- _Work to do_
Gather every line in the records below that contains the word "surname".

(Data entries)
....
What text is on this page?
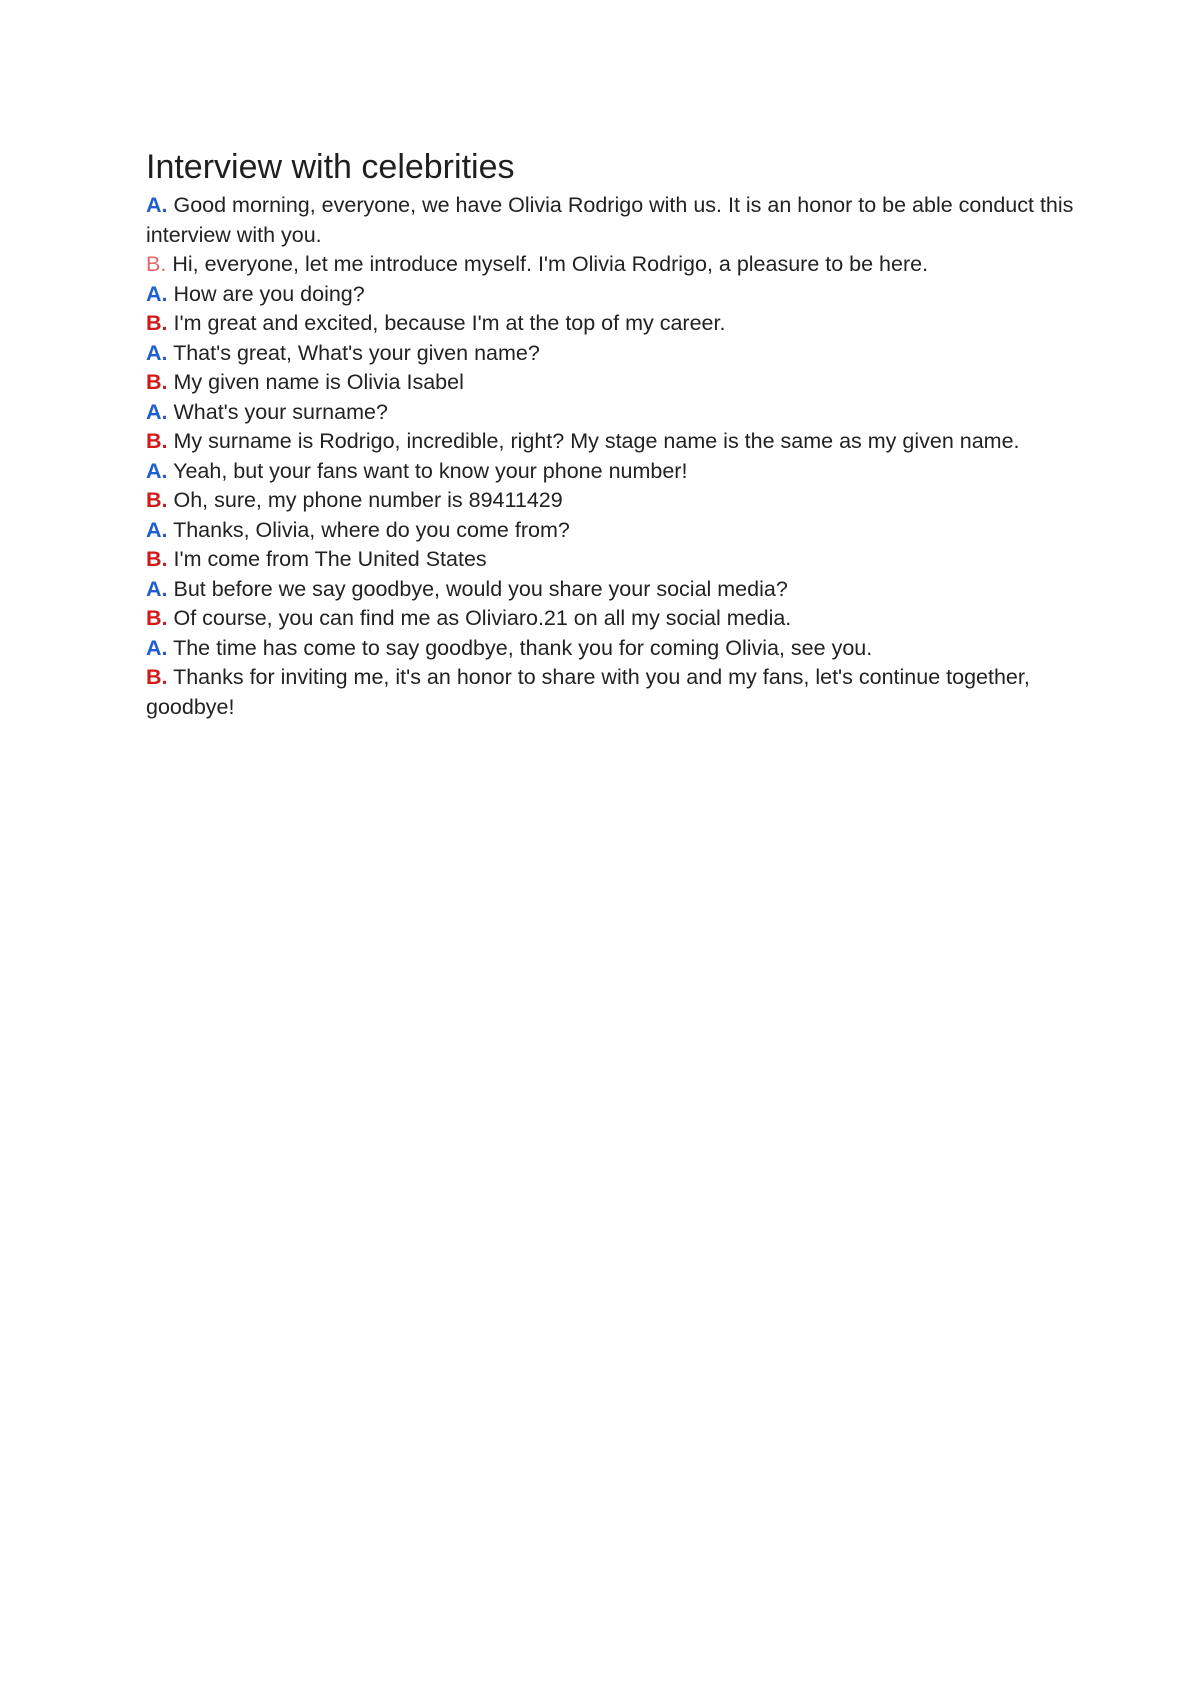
Interview with celebrities
A. Good morning, everyone, we have Olivia Rodrigo with us. It is an honor to be able conduct this interview with you.
B. Hi, everyone, let me introduce myself. I'm Olivia Rodrigo, a pleasure to be here.
A. How are you doing?
B. I'm great and excited, because I'm at the top of my career.
A. That's great, What's your given name?
B. My given name is Olivia Isabel
A. What's your surname?
B. My surname is Rodrigo, incredible, right? My stage name is the same as my given name.
A. Yeah, but your fans want to know your phone number!
B. Oh, sure, my phone number is 89411429
A. Thanks, Olivia, where do you come from?
B. I'm come from The United States
A. But before we say goodbye, would you share your social media?
B. Of course, you can find me as Oliviaro.21 on all my social media.
A. The time has come to say goodbye, thank you for coming Olivia, see you.
B. Thanks for inviting me, it's an honor to share with you and my fans, let's continue together, goodbye!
....
- _Correct response_
A. What's your surname?
B. My surname is Rodrigo, incredible, right? My stage name is the same as my given name.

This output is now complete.